### DIRECTION
Each line below either holds the string "this" or doesn't. Count those that do and give only the number.

— START OF DATA SECTION —

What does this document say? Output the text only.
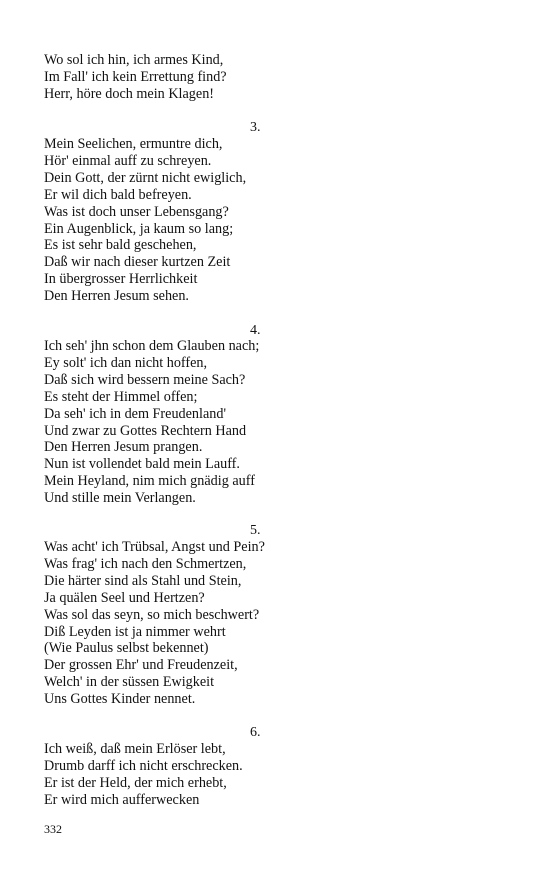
Wo sol ich hin, ich armes Kind,
Im Fall' ich kein Errettung find?
Herr, höre doch mein Klagen!
3.
Mein Seelichen, ermuntre dich,
Hör' einmal auff zu schreyen.
Dein Gott, der zürnt nicht ewiglich,
Er wil dich bald befreyen.
Was ist doch unser Lebensgang?
Ein Augenblick, ja kaum so lang;
Es ist sehr bald geschehen,
Daß wir nach dieser kurtzen Zeit
In übergrosser Herrlichkeit
Den Herren Jesum sehen.
4.
Ich seh' jhn schon dem Glauben nach;
Ey solt' ich dan nicht hoffen,
Daß sich wird bessern meine Sach?
Es steht der Himmel offen;
Da seh' ich in dem Freudenland'
Und zwar zu Gottes Rechtern Hand
Den Herren Jesum prangen.
Nun ist vollendet bald mein Lauff.
Mein Heyland, nim mich gnädig auff
Und stille mein Verlangen.
5.
Was acht' ich Trübsal, Angst und Pein?
Was frag' ich nach den Schmertzen,
Die härter sind als Stahl und Stein,
Ja quälen Seel und Hertzen?
Was sol das seyn, so mich beschwert?
Diß Leyden ist ja nimmer wehrt
(Wie Paulus selbst bekennet)
Der grossen Ehr' und Freudenzeit,
Welch' in der süssen Ewigkeit
Uns Gottes Kinder nennet.
6.
Ich weiß, daß mein Erlöser lebt,
Drumb darff ich nicht erschrecken.
Er ist der Held, der mich erhebt,
Er wird mich aufferwecken
332
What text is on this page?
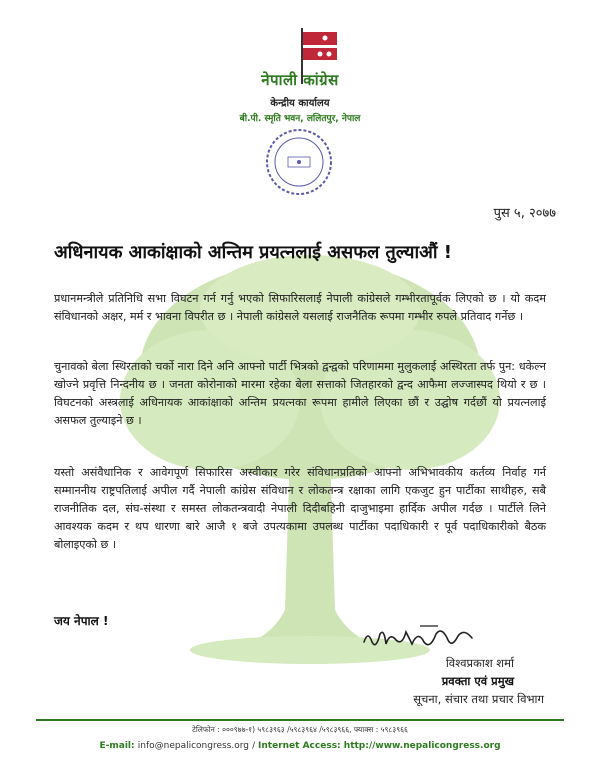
नेपाली कांग्रेस
केन्द्रीय कार्यालय
बी.पी. स्मृति भवन, ललितपुर, नेपाल
पुस ५, २०७७
अधिनायक आकांक्षाको अन्तिम प्रयत्नलाई असफल तुल्याऔं !
प्रधानमन्त्रीले प्रतिनिधि सभा विघटन गर्न गर्नु भएको सिफारिसलाई नेपाली कांग्रेसले गम्भीरतापूर्वक लिएको छ । यो कदम संविधानको अक्षर, मर्म र भावना विपरीत छ । नेपाली कांग्रेसले यसलाई राजनैतिक रूपमा गम्भीर रुपले प्रतिवाद गर्नेछ ।
चुनावको बेला स्थिरताको चर्को नारा दिने अनि आफ्नो पार्टी भित्रको द्वन्द्वको परिणाममा मुलुकलाई अस्थिरता तर्फ पुन: धकेल्न खोज्ने प्रवृत्ति निन्दनीय छ । जनता कोरोनाको मारमा रहेका बेला सत्ताको जितहारको द्वन्द आफैमा लज्जास्पद थियो र छ । विघटनको अस्त्रलाई अधिनायक आकांक्षाको अन्तिम प्रयत्नका रूपमा हामीले लिएका छौं र उद्घोष गर्दछौं यो प्रयत्नलाई असफल तुल्याइने छ ।
यस्तो असंवैधानिक र आवेगपूर्ण सिफारिस अस्वीकार गरेर संविधानप्रतिको आफ्नो अभिभावकीय कर्तव्य निर्वाह गर्न सम्माननीय राष्ट्रपतिलाई अपील गर्दै नेपाली कांग्रेस संविधान र लोकतन्त्र रक्षाका लागि एकजुट हुन पार्टीका साथीहरु, सबै राजनीतिक दल, संघ-संस्था र समस्त लोकतन्त्रवादी नेपाली दिदीबहिनी दाजुभाइमा हार्दिक अपील गर्दछ । पार्टीले लिने आवश्यक कदम र थप धारणा बारे आजै १ बजे उपत्यकामा उपलब्ध पार्टीका पदाधिकारी र पूर्व पदाधिकारीको बैठक बोलाइएको छ ।
जय नेपाल !
विश्वप्रकाश शर्मा
प्रवक्ता एवं प्रमुख
सूचना, संचार तथा प्रचार विभाग
टेलिफोन : ०००९७७-१) ५९८३९६३ /५९८३९६४ /५९८३९६६, फ्याक्स : ५९८३९६६
E-mail: info@nepalicongress.org / Internet Access: http://www.nepalicongress.org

— END OF DATA SECTION —

### REPLY
2